WHAT NEEDS TO BE DONE: Below are some entries. Output each one exactly as it appears.

SUPPLIED RECORDS:
* * *
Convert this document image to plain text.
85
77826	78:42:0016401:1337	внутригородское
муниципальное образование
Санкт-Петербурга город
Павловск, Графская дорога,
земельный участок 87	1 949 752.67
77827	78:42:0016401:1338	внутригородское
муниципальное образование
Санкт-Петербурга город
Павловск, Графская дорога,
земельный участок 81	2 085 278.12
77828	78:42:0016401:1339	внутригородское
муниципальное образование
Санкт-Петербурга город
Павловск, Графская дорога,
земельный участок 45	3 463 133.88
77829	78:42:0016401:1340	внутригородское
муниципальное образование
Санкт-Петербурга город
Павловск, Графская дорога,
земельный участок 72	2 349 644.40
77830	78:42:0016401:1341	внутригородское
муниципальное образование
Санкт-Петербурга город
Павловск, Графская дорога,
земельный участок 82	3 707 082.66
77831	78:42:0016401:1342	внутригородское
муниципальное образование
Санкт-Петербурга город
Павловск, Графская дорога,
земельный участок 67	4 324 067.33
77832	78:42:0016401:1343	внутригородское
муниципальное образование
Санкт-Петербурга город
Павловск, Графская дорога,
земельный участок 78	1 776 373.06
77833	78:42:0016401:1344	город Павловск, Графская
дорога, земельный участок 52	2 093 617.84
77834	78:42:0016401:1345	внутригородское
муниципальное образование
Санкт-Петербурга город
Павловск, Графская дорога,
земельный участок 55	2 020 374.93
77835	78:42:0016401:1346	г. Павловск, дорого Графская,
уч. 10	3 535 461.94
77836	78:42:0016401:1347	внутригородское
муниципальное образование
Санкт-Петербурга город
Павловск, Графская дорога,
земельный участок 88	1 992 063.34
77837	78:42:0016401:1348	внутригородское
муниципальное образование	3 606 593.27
* * *
FINAL RESULT:
Convert this document image to plain text.
85
77826	78:42:0016401:1337	внутригородское
муниципальное образование
Санкт-Петербурга город
Павловск, Графская дорога,
земельный участок 87	1 949 752.67
77827	78:42:0016401:1338	внутригородское
муниципальное образование
Санкт-Петербурга город
Павловск, Графская дорога,
земельный участок 81	2 085 278.12
77828	78:42:0016401:1339	внутригородское
муниципальное образование
Санкт-Петербурга город
Павловск, Графская дорога,
земельный участок 45	3 463 133.88
77829	78:42:0016401:1340	внутригородское
муниципальное образование
Санкт-Петербурга город
Павловск, Графская дорога,
земельный участок 72	2 349 644.40
77830	78:42:0016401:1341	внутригородское
муниципальное образование
Санкт-Петербурга город
Павловск, Графская дорога,
земельный участок 82	3 707 082.66
77831	78:42:0016401:1342	внутригородское
муниципальное образование
Санкт-Петербурга город
Павловск, Графская дорога,
земельный участок 67	4 324 067.33
77832	78:42:0016401:1343	внутригородское
муниципальное образование
Санкт-Петербурга город
Павловск, Графская дорога,
земельный участок 78	1 776 373.06
77833	78:42:0016401:1344	город Павловск, Графская
дорога, земельный участок 52	2 093 617.84
77834	78:42:0016401:1345	внутригородское
муниципальное образование
Санкт-Петербурга город
Павловск, Графская дорога,
земельный участок 55	2 020 374.93
77835	78:42:0016401:1346	г. Павловск, дорого Графская,
уч. 10	3 535 461.94
77836	78:42:0016401:1347	внутригородское
муниципальное образование
Санкт-Петербурга город
Павловск, Графская дорога,
земельный участок 88	1 992 063.34
77837	78:42:0016401:1348	внутригородское
муниципальное образование	3 606 593.27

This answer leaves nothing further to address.